Find and copy each line of the records where the string "ręką" shows up.

- Source records
....................
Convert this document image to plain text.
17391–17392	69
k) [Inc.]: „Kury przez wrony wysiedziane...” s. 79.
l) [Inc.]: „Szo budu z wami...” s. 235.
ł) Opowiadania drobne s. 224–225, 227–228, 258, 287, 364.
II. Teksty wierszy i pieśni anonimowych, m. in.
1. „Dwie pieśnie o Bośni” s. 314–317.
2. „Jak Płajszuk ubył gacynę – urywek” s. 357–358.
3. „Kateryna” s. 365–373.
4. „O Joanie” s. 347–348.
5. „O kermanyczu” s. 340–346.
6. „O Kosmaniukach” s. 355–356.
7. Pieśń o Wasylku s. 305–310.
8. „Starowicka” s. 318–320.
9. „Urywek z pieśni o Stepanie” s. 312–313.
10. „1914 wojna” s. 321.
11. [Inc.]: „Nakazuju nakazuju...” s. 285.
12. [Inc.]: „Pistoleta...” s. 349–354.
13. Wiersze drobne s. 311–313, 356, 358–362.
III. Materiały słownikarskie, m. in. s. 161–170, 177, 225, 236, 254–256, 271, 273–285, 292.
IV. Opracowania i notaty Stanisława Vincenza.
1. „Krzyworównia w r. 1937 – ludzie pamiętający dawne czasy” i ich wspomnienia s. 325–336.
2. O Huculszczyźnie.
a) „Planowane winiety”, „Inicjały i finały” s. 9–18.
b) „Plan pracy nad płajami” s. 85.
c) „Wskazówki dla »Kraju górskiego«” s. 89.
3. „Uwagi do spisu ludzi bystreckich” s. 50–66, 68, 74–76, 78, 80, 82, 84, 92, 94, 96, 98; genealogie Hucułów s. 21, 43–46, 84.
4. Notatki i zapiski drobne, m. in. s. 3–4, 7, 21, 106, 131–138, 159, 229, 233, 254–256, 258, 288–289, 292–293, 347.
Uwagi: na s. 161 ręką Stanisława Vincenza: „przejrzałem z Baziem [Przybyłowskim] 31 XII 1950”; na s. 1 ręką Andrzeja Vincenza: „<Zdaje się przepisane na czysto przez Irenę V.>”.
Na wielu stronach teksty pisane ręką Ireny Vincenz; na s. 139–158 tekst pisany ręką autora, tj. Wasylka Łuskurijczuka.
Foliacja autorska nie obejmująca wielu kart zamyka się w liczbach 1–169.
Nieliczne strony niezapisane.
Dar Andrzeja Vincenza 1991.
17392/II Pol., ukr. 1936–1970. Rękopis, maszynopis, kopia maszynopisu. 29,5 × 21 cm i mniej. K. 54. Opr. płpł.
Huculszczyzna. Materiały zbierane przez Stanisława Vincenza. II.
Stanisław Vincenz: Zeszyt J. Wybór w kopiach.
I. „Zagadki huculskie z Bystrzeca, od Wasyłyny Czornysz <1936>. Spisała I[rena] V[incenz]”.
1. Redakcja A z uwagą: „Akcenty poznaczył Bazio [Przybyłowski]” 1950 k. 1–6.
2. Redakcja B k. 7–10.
....................
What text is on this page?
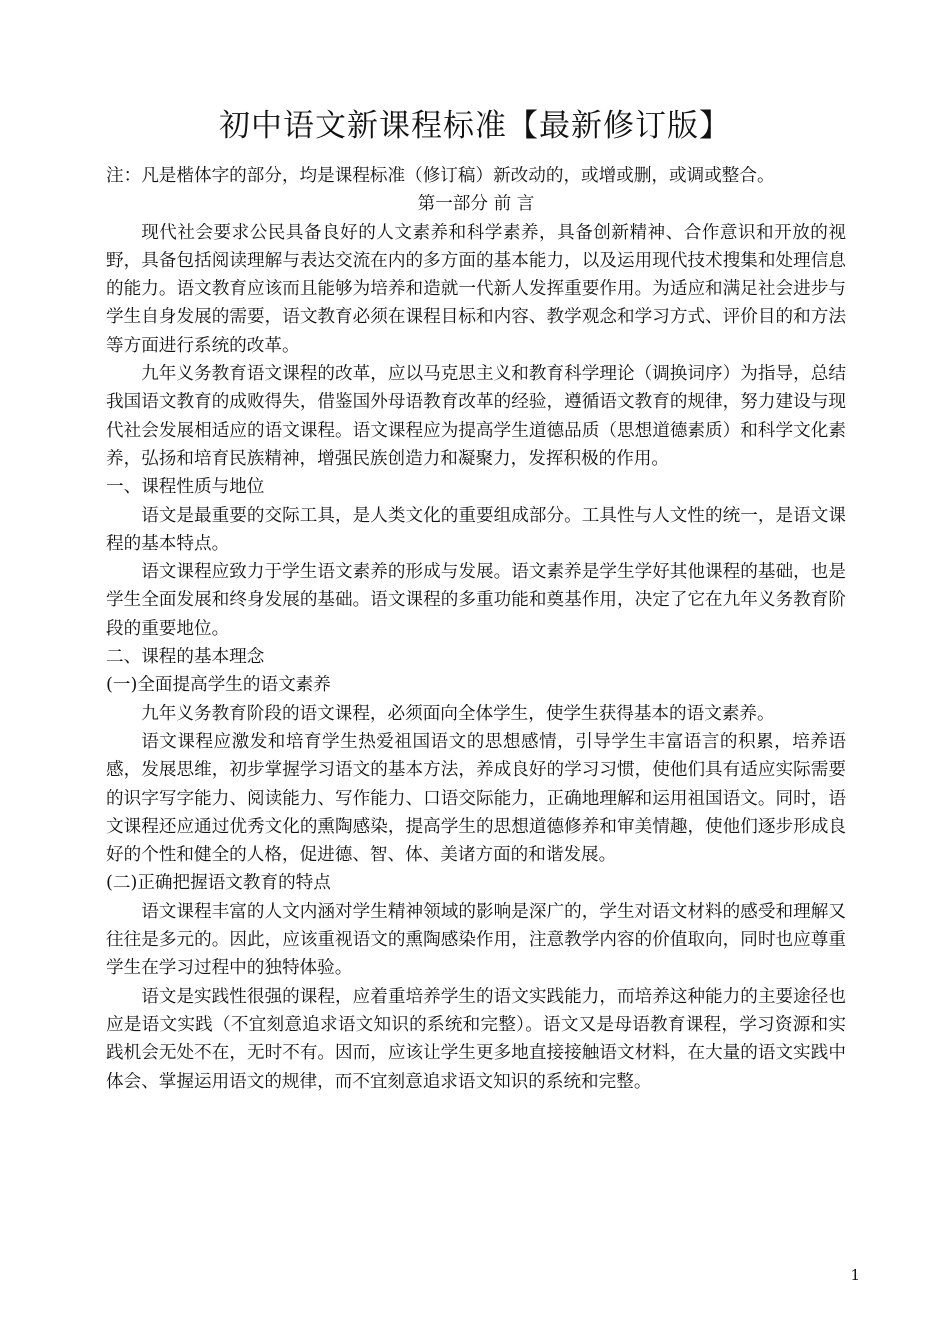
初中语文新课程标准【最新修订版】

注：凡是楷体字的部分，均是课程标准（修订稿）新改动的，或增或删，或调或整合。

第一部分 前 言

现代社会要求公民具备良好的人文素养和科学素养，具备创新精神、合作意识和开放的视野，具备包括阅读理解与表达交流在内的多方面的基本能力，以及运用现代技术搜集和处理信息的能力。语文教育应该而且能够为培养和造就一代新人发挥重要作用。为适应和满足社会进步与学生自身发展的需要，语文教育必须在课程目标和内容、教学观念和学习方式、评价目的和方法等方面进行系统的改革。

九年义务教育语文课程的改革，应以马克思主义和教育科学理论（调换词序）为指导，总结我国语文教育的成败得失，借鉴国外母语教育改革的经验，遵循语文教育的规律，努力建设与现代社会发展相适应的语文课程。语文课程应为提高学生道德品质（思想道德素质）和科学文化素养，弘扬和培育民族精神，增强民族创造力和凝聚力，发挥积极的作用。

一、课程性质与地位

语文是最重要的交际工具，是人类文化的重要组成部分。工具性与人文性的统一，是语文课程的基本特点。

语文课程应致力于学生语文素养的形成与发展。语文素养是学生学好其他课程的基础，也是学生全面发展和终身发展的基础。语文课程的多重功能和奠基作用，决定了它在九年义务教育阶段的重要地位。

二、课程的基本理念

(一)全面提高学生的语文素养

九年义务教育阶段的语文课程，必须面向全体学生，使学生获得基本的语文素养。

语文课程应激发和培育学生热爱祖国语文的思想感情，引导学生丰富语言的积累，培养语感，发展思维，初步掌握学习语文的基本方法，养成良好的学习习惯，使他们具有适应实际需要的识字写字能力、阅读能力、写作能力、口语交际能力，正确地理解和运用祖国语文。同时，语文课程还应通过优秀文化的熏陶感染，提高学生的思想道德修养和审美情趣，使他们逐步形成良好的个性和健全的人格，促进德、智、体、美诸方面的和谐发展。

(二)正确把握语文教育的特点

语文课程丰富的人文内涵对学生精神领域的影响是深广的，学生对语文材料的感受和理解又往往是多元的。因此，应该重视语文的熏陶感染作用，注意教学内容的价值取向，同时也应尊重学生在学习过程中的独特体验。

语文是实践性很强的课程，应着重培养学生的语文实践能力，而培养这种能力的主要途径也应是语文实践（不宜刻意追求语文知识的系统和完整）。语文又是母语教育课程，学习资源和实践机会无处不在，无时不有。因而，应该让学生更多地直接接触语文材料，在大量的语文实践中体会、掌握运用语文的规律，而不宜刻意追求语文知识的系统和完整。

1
....................
- Written answer
Uwagi: na s. 161 ręką Stanisława Vincenza: „przejrzałem z Baziem [Przybyłowskim] 31 XII 1950”; na s. 1 ręką Andrzeja Vincenza: „<Zdaje się przepisane na czysto przez Irenę V.>”.
Na wielu stronach teksty pisane ręką Ireny Vincenz; na s. 139–158 tekst pisany ręką autora, tj. Wasylka Łuskurijczuka.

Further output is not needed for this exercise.